Go over the listing below line by line and tally those containing "مصنف". Give only the tally.

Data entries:
————————

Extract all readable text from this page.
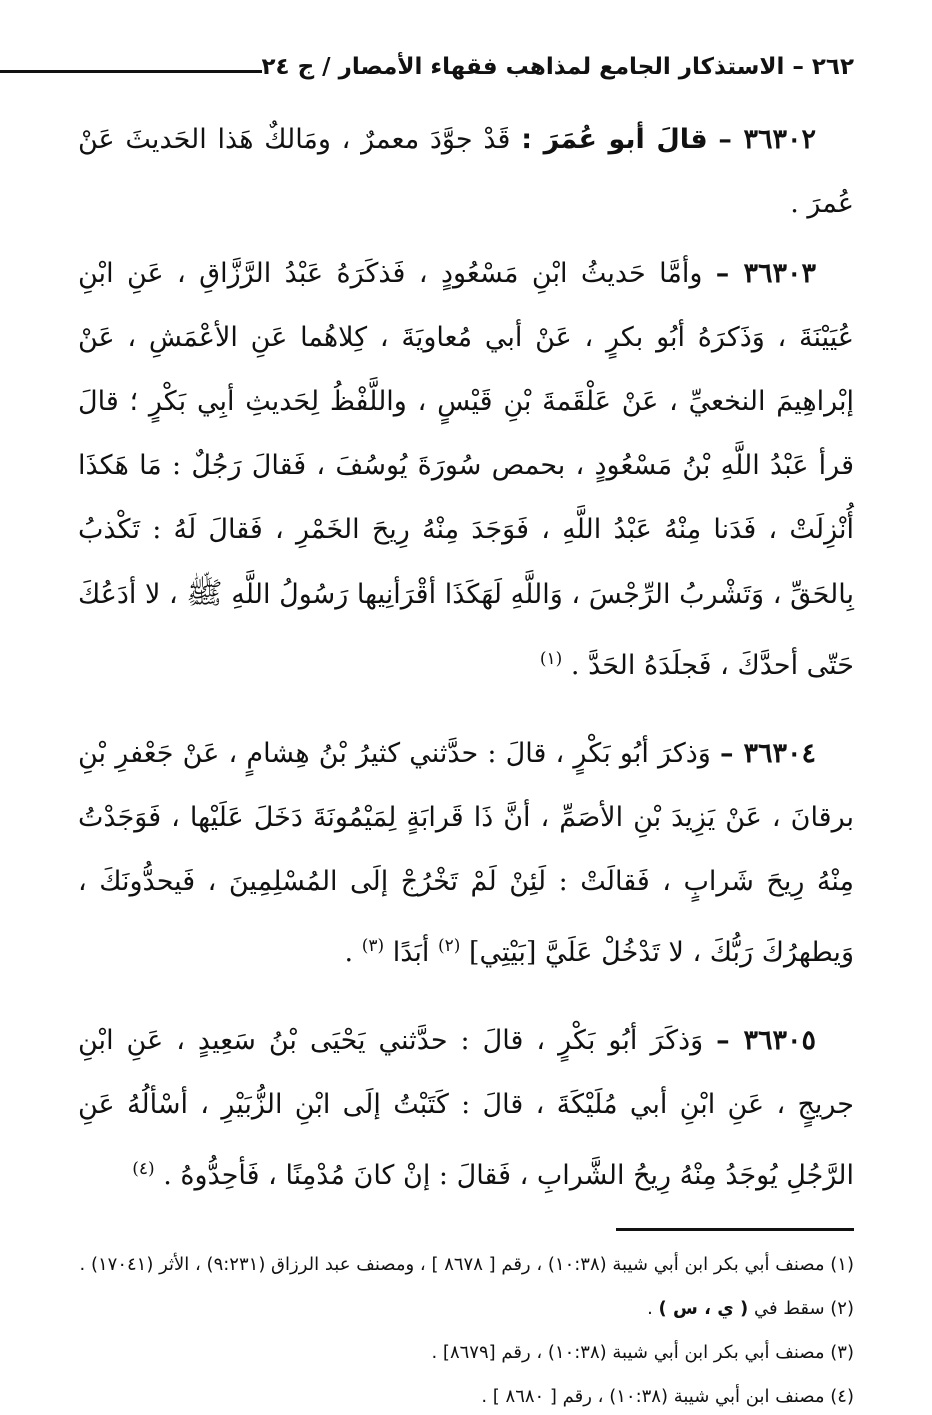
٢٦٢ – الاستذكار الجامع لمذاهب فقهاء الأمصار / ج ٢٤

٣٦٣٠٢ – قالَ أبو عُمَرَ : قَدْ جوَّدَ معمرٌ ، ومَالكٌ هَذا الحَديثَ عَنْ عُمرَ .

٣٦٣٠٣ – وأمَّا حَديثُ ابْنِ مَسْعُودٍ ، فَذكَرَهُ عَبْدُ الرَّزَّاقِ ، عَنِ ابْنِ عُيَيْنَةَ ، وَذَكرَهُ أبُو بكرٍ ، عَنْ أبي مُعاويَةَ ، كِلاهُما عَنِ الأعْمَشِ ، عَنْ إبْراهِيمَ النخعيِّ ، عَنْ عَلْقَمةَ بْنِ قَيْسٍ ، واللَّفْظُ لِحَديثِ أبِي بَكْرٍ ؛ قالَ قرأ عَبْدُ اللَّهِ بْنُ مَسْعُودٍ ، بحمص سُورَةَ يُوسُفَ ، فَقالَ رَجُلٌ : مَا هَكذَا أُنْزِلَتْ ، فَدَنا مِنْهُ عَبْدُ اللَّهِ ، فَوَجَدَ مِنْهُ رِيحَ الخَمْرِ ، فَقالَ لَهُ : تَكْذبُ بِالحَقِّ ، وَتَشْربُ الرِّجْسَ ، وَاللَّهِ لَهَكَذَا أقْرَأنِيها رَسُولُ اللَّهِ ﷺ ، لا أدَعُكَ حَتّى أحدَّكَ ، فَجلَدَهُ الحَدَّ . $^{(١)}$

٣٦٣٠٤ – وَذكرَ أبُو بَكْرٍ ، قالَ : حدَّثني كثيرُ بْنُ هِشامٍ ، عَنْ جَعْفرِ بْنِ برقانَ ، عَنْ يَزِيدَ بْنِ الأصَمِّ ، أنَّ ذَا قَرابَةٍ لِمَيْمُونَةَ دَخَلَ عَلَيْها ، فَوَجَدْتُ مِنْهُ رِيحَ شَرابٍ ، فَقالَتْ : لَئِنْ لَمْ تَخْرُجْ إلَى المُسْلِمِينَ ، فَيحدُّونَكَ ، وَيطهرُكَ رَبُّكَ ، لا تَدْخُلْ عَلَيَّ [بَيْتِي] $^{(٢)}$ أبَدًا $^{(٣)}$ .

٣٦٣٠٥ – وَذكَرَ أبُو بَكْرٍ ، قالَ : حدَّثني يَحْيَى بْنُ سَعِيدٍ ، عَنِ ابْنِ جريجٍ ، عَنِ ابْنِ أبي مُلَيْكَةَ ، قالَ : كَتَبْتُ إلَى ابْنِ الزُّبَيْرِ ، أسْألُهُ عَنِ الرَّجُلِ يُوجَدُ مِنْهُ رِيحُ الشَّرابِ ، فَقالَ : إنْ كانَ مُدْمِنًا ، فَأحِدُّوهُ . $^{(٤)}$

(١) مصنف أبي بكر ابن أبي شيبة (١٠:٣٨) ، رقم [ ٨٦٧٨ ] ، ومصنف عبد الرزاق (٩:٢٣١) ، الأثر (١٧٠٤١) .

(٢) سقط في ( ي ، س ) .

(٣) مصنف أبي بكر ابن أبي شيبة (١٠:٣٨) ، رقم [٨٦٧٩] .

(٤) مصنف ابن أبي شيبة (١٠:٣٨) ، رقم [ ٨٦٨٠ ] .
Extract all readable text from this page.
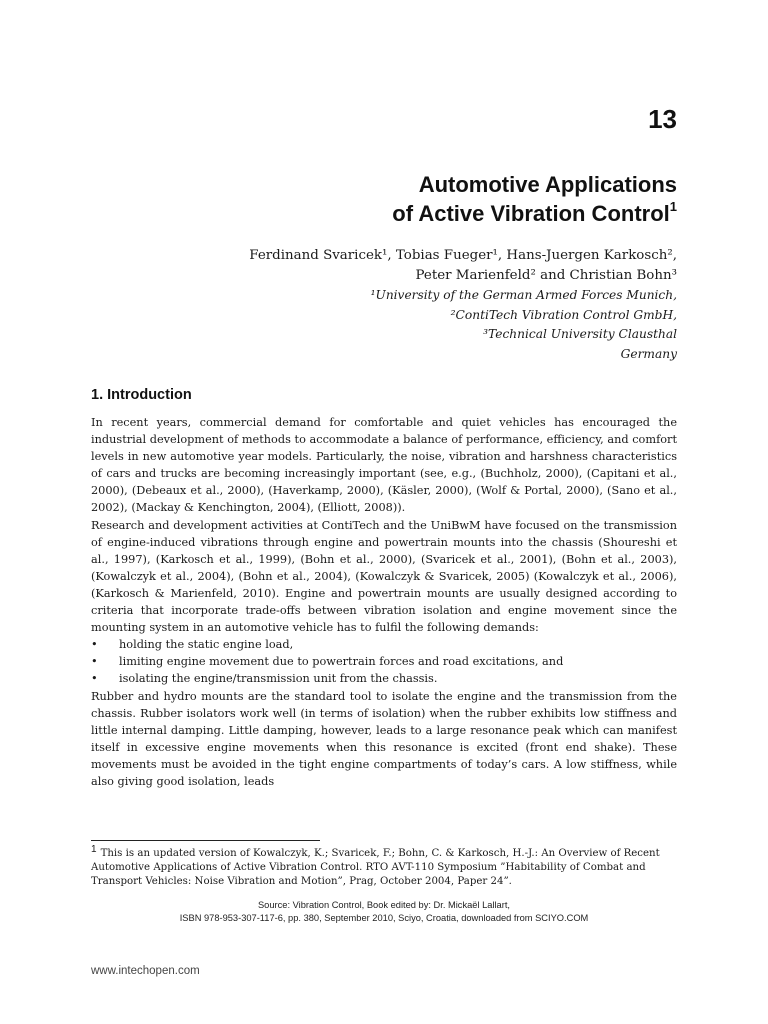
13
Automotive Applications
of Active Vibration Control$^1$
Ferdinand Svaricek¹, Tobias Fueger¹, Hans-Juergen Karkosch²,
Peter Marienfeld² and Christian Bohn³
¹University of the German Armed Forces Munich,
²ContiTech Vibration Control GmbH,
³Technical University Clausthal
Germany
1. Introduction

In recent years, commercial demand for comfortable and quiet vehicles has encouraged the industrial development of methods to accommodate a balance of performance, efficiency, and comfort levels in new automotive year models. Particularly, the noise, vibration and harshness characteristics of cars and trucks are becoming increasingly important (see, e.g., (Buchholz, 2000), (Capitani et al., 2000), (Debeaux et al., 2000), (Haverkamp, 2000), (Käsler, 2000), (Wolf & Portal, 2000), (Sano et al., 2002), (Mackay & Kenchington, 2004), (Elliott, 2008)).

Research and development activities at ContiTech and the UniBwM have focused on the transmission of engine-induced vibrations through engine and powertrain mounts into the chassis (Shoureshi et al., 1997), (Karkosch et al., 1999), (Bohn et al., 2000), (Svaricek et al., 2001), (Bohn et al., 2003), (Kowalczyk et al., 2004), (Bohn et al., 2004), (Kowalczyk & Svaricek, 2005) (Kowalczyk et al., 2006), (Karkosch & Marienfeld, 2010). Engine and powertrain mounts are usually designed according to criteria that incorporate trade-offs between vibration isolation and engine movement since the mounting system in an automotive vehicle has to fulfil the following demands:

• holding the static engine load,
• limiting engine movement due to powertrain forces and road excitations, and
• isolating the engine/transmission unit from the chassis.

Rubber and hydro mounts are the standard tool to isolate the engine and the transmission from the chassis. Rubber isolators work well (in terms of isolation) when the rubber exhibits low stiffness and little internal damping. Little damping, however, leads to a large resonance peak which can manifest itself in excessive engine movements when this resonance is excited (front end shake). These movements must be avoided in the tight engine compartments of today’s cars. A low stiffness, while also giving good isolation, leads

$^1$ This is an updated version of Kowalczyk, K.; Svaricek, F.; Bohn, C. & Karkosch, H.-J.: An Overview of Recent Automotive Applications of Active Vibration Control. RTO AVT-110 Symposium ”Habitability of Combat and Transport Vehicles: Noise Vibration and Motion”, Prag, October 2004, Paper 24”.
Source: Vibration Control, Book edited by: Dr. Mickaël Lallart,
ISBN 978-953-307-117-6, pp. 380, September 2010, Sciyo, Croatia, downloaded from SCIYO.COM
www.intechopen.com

————————

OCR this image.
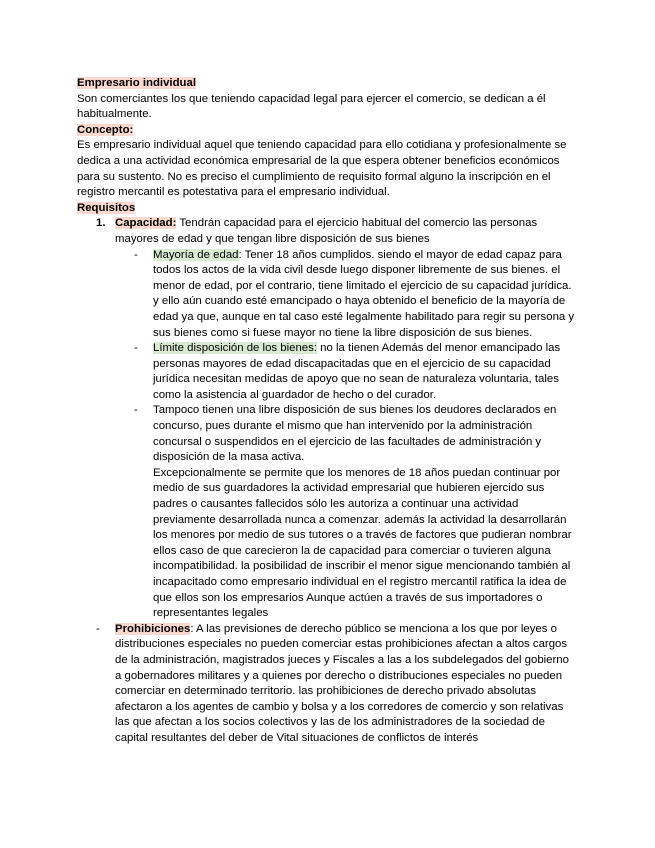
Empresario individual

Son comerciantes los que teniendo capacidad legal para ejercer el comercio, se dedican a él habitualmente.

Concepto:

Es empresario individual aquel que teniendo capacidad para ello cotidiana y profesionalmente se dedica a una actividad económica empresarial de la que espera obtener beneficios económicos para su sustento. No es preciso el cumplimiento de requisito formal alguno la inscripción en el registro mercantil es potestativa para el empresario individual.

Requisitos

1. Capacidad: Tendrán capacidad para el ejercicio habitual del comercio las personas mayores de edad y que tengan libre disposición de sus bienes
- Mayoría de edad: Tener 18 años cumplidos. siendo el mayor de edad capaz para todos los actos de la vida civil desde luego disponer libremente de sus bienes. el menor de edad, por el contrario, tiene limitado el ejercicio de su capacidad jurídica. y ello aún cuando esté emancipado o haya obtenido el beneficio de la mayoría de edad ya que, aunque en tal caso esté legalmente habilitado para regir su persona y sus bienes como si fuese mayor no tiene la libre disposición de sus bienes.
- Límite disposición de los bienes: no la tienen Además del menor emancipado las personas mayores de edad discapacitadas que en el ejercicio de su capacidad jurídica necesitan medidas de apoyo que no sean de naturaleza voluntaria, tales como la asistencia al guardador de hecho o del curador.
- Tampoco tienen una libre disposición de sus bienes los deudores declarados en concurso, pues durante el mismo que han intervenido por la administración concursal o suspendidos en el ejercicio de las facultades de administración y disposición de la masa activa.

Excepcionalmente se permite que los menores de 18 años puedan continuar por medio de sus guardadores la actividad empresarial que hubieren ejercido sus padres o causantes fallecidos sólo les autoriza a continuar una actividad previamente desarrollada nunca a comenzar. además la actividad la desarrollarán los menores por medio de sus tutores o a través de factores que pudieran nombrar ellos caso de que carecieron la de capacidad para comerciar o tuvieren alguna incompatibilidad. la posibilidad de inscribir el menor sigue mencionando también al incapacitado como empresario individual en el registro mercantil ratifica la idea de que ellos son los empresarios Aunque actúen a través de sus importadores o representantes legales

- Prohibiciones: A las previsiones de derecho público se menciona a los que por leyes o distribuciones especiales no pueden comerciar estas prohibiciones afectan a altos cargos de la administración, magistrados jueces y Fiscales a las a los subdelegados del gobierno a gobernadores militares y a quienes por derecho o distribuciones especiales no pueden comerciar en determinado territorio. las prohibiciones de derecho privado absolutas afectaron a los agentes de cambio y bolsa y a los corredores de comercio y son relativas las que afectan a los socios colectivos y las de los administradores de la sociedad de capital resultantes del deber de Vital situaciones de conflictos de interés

————————

* CORRECT RESPONSE *
3